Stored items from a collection
────────────────
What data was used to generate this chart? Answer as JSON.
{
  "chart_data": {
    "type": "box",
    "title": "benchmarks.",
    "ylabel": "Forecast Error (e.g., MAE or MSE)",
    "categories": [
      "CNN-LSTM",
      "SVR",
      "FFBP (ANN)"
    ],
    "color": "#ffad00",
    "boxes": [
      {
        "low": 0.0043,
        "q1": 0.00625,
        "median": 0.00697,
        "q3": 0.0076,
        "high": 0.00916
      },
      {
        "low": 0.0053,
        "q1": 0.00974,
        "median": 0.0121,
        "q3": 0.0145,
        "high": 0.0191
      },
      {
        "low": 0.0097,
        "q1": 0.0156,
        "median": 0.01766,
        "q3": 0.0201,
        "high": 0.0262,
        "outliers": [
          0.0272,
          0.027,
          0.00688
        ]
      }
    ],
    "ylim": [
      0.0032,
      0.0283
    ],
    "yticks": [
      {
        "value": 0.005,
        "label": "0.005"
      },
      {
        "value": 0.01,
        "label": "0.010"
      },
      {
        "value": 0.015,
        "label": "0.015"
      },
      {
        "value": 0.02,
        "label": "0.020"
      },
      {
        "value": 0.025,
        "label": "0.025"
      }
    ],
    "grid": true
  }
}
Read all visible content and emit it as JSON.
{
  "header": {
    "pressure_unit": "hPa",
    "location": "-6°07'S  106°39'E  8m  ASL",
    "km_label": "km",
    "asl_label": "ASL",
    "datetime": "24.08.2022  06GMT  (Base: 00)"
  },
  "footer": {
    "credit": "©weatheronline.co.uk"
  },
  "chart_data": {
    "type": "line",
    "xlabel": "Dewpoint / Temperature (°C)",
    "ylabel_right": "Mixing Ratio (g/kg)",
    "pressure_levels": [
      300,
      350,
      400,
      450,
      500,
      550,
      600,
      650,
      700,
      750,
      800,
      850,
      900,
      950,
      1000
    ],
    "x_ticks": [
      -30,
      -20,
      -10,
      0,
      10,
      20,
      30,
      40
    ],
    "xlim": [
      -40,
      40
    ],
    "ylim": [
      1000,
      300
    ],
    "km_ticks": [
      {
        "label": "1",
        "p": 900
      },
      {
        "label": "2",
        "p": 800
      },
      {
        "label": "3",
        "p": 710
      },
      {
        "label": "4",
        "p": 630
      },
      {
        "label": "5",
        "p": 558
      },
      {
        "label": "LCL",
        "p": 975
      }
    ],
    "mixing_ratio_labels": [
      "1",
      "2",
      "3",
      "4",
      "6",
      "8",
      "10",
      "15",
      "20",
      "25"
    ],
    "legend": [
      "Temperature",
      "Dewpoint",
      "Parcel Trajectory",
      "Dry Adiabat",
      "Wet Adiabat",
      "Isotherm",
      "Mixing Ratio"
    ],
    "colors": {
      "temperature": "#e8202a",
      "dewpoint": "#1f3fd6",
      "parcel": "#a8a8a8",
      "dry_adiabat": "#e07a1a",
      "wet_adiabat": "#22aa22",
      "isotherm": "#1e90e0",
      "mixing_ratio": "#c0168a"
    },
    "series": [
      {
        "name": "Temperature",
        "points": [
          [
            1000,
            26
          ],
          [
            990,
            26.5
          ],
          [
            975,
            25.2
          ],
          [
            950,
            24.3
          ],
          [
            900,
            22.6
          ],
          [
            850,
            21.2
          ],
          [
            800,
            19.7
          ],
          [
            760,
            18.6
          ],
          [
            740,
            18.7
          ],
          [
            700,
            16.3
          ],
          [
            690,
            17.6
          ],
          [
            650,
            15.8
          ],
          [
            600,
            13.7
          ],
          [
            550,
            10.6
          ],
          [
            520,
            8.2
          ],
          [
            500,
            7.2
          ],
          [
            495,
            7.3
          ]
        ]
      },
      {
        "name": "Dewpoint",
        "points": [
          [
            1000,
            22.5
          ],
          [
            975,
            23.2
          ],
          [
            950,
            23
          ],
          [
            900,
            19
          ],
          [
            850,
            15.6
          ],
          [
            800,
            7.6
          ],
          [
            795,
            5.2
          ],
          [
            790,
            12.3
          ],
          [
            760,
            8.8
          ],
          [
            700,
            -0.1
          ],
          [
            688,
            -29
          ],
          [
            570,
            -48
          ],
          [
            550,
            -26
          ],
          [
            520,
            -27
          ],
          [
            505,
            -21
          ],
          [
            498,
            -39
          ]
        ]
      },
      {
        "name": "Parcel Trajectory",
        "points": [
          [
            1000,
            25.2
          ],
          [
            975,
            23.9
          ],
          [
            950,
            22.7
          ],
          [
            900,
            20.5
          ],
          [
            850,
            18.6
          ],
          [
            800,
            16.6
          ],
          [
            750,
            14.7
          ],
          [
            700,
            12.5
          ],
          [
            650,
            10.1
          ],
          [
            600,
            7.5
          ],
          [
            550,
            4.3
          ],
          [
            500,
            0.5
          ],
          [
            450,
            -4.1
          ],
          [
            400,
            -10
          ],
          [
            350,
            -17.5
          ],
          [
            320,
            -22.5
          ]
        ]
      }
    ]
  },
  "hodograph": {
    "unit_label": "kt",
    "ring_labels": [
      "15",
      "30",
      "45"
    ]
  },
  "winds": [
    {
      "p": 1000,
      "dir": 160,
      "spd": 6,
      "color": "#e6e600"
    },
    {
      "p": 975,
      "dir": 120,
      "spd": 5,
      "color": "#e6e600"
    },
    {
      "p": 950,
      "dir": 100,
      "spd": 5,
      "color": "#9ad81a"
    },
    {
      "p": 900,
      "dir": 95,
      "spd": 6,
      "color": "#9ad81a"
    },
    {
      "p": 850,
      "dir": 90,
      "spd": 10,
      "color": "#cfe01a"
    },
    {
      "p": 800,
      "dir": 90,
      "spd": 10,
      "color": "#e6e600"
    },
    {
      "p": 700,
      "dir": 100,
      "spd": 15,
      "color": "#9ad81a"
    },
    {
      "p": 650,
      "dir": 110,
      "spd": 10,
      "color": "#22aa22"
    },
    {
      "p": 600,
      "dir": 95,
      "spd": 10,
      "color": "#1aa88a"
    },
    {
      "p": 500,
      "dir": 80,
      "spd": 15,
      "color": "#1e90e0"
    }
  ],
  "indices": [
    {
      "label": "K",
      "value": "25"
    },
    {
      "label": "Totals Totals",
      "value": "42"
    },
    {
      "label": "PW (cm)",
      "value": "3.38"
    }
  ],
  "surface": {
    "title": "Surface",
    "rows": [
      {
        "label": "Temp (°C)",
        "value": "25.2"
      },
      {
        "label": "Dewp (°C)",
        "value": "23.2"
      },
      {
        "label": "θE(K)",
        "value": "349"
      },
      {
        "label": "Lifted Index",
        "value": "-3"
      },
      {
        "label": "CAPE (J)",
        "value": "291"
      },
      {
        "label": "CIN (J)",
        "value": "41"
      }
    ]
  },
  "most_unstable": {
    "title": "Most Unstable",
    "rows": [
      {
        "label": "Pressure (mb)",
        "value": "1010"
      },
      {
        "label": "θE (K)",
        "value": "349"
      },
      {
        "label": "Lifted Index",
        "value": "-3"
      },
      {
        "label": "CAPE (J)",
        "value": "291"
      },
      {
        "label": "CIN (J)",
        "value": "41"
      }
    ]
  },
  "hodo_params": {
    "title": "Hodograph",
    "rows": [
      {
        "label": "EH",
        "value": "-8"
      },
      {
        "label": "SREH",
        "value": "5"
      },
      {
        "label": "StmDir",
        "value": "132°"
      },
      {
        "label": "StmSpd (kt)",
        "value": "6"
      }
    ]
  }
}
────────────────
* TASK OBJECTIVE *
From the listing above, reproduce all the lines exactly.

* RESPONSE TO THE TASK *
What data was used to generate this chart? Answer as JSON.
{
  "chart_data": {
    "type": "box",
    "title": "benchmarks.",
    "ylabel": "Forecast Error (e.g., MAE or MSE)",
    "categories": [
      "CNN-LSTM",
      "SVR",
      "FFBP (ANN)"
    ],
    "color": "#ffad00",
    "boxes": [
      {
        "low": 0.0043,
        "q1": 0.00625,
        "median": 0.00697,
        "q3": 0.0076,
        "high": 0.00916
      },
      {
        "low": 0.0053,
        "q1": 0.00974,
        "median": 0.0121,
        "q3": 0.0145,
        "high": 0.0191
      },
      {
        "low": 0.0097,
        "q1": 0.0156,
        "median": 0.01766,
        "q3": 0.0201,
        "high": 0.0262,
        "outliers": [
          0.0272,
          0.027,
          0.00688
        ]
      }
    ],
    "ylim": [
      0.0032,
      0.0283
    ],
    "yticks": [
      {
        "value": 0.005,
        "label": "0.005"
      },
      {
        "value": 0.01,
        "label": "0.010"
      },
      {
        "value": 0.015,
        "label": "0.015"
      },
      {
        "value": 0.02,
        "label": "0.020"
      },
      {
        "value": 0.025,
        "label": "0.025"
      }
    ],
    "grid": true
  }
}
Read all visible content and emit it as JSON.
{
  "header": {
    "pressure_unit": "hPa",
    "location": "-6°07'S  106°39'E  8m  ASL",
    "km_label": "km",
    "asl_label": "ASL",
    "datetime": "24.08.2022  06GMT  (Base: 00)"
  },
  "footer": {
    "credit": "©weatheronline.co.uk"
  },
  "chart_data": {
    "type": "line",
    "xlabel": "Dewpoint / Temperature (°C)",
    "ylabel_right": "Mixing Ratio (g/kg)",
    "pressure_levels": [
      300,
      350,
      400,
      450,
      500,
      550,
      600,
      650,
      700,
      750,
      800,
      850,
      900,
      950,
      1000
    ],
    "x_ticks": [
      -30,
      -20,
      -10,
      0,
      10,
      20,
      30,
      40
    ],
    "xlim": [
      -40,
      40
    ],
    "ylim": [
      1000,
      300
    ],
    "km_ticks": [
      {
        "label": "1",
        "p": 900
      },
      {
        "label": "2",
        "p": 800
      },
      {
        "label": "3",
        "p": 710
      },
      {
        "label": "4",
        "p": 630
      },
      {
        "label": "5",
        "p": 558
      },
      {
        "label": "LCL",
        "p": 975
      }
    ],
    "mixing_ratio_labels": [
      "1",
      "2",
      "3",
      "4",
      "6",
      "8",
      "10",
      "15",
      "20",
      "25"
    ],
    "legend": [
      "Temperature",
      "Dewpoint",
      "Parcel Trajectory",
      "Dry Adiabat",
      "Wet Adiabat",
      "Isotherm",
      "Mixing Ratio"
    ],
    "colors": {
      "temperature": "#e8202a",
      "dewpoint": "#1f3fd6",
      "parcel": "#a8a8a8",
      "dry_adiabat": "#e07a1a",
      "wet_adiabat": "#22aa22",
      "isotherm": "#1e90e0",
      "mixing_ratio": "#c0168a"
    },
    "series": [
      {
        "name": "Temperature",
        "points": [
          [
            1000,
            26
          ],
          [
            990,
            26.5
          ],
          [
            975,
            25.2
          ],
          [
            950,
            24.3
          ],
          [
            900,
            22.6
          ],
          [
            850,
            21.2
          ],
          [
            800,
            19.7
          ],
          [
            760,
            18.6
          ],
          [
            740,
            18.7
          ],
          [
            700,
            16.3
          ],
          [
            690,
            17.6
          ],
          [
            650,
            15.8
          ],
          [
            600,
            13.7
          ],
          [
            550,
            10.6
          ],
          [
            520,
            8.2
          ],
          [
            500,
            7.2
          ],
          [
            495,
            7.3
          ]
        ]
      },
      {
        "name": "Dewpoint",
        "points": [
          [
            1000,
            22.5
          ],
          [
            975,
            23.2
          ],
          [
            950,
            23
          ],
          [
            900,
            19
          ],
          [
            850,
            15.6
          ],
          [
            800,
            7.6
          ],
          [
            795,
            5.2
          ],
          [
            790,
            12.3
          ],
          [
            760,
            8.8
          ],
          [
            700,
            -0.1
          ],
          [
            688,
            -29
          ],
          [
            570,
            -48
          ],
          [
            550,
            -26
          ],
          [
            520,
            -27
          ],
          [
            505,
            -21
          ],
          [
            498,
            -39
          ]
        ]
      },
      {
        "name": "Parcel Trajectory",
        "points": [
          [
            1000,
            25.2
          ],
          [
            975,
            23.9
          ],
          [
            950,
            22.7
          ],
          [
            900,
            20.5
          ],
          [
            850,
            18.6
          ],
          [
            800,
            16.6
          ],
          [
            750,
            14.7
          ],
          [
            700,
            12.5
          ],
          [
            650,
            10.1
          ],
          [
            600,
            7.5
          ],
          [
            550,
            4.3
          ],
          [
            500,
            0.5
          ],
          [
            450,
            -4.1
          ],
          [
            400,
            -10
          ],
          [
            350,
            -17.5
          ],
          [
            320,
            -22.5
          ]
        ]
      }
    ]
  },
  "hodograph": {
    "unit_label": "kt",
    "ring_labels": [
      "15",
      "30",
      "45"
    ]
  },
  "winds": [
    {
      "p": 1000,
      "dir": 160,
      "spd": 6,
      "color": "#e6e600"
    },
    {
      "p": 975,
      "dir": 120,
      "spd": 5,
      "color": "#e6e600"
    },
    {
      "p": 950,
      "dir": 100,
      "spd": 5,
      "color": "#9ad81a"
    },
    {
      "p": 900,
      "dir": 95,
      "spd": 6,
      "color": "#9ad81a"
    },
    {
      "p": 850,
      "dir": 90,
      "spd": 10,
      "color": "#cfe01a"
    },
    {
      "p": 800,
      "dir": 90,
      "spd": 10,
      "color": "#e6e600"
    },
    {
      "p": 700,
      "dir": 100,
      "spd": 15,
      "color": "#9ad81a"
    },
    {
      "p": 650,
      "dir": 110,
      "spd": 10,
      "color": "#22aa22"
    },
    {
      "p": 600,
      "dir": 95,
      "spd": 10,
      "color": "#1aa88a"
    },
    {
      "p": 500,
      "dir": 80,
      "spd": 15,
      "color": "#1e90e0"
    }
  ],
  "indices": [
    {
      "label": "K",
      "value": "25"
    },
    {
      "label": "Totals Totals",
      "value": "42"
    },
    {
      "label": "PW (cm)",
      "value": "3.38"
    }
  ],
  "surface": {
    "title": "Surface",
    "rows": [
      {
        "label": "Temp (°C)",
        "value": "25.2"
      },
      {
        "label": "Dewp (°C)",
        "value": "23.2"
      },
      {
        "label": "θE(K)",
        "value": "349"
      },
      {
        "label": "Lifted Index",
        "value": "-3"
      },
      {
        "label": "CAPE (J)",
        "value": "291"
      },
      {
        "label": "CIN (J)",
        "value": "41"
      }
    ]
  },
  "most_unstable": {
    "title": "Most Unstable",
    "rows": [
      {
        "label": "Pressure (mb)",
        "value": "1010"
      },
      {
        "label": "θE (K)",
        "value": "349"
      },
      {
        "label": "Lifted Index",
        "value": "-3"
      },
      {
        "label": "CAPE (J)",
        "value": "291"
      },
      {
        "label": "CIN (J)",
        "value": "41"
      }
    ]
  },
  "hodo_params": {
    "title": "Hodograph",
    "rows": [
      {
        "label": "EH",
        "value": "-8"
      },
      {
        "label": "SREH",
        "value": "5"
      },
      {
        "label": "StmDir",
        "value": "132°"
      },
      {
        "label": "StmSpd (kt)",
        "value": "6"
      }
    ]
  }
}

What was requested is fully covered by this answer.